• [Task prompt]
Write the listing below out again exactly, dropping the images.

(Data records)
[start]

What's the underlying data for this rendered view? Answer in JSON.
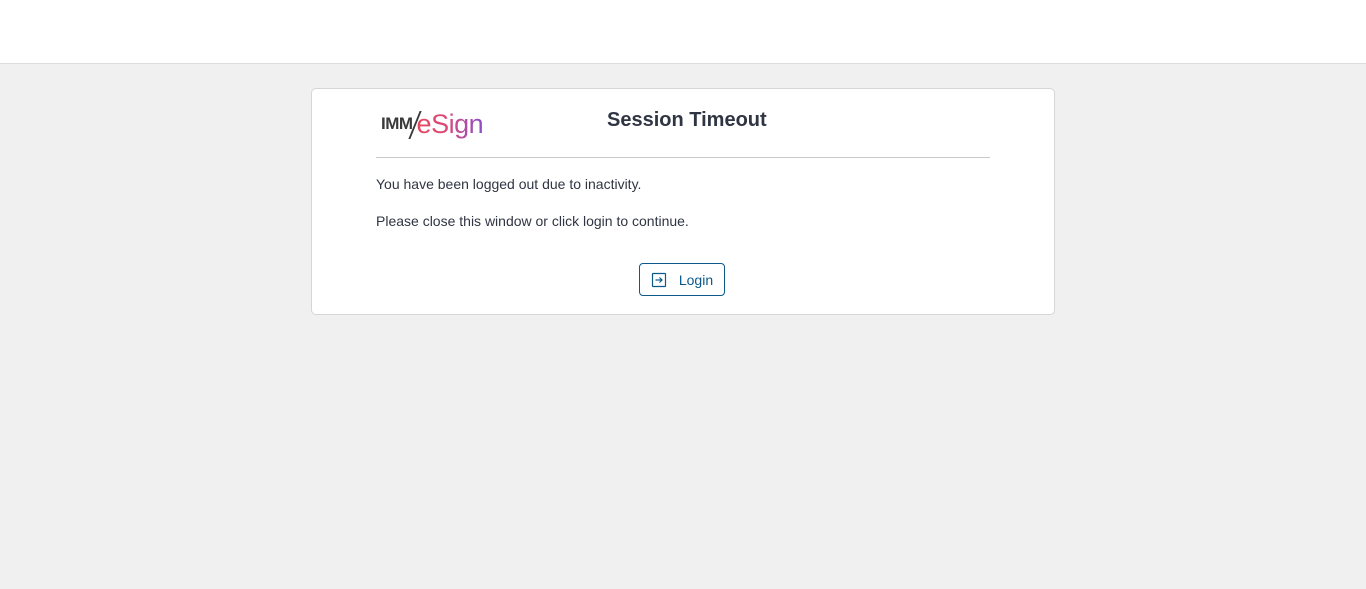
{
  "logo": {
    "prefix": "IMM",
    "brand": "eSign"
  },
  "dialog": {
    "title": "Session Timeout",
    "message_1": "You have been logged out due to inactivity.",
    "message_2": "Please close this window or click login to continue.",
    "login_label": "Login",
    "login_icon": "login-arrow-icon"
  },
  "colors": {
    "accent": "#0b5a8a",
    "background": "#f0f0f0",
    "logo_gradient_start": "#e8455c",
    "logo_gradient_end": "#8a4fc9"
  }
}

[end]

• [Full response]
What's the underlying data for this rendered view? Answer in JSON.
{
  "logo": {
    "prefix": "IMM",
    "brand": "eSign"
  },
  "dialog": {
    "title": "Session Timeout",
    "message_1": "You have been logged out due to inactivity.",
    "message_2": "Please close this window or click login to continue.",
    "login_label": "Login",
    "login_icon": "login-arrow-icon"
  },
  "colors": {
    "accent": "#0b5a8a",
    "background": "#f0f0f0",
    "logo_gradient_start": "#e8455c",
    "logo_gradient_end": "#8a4fc9"
  }
}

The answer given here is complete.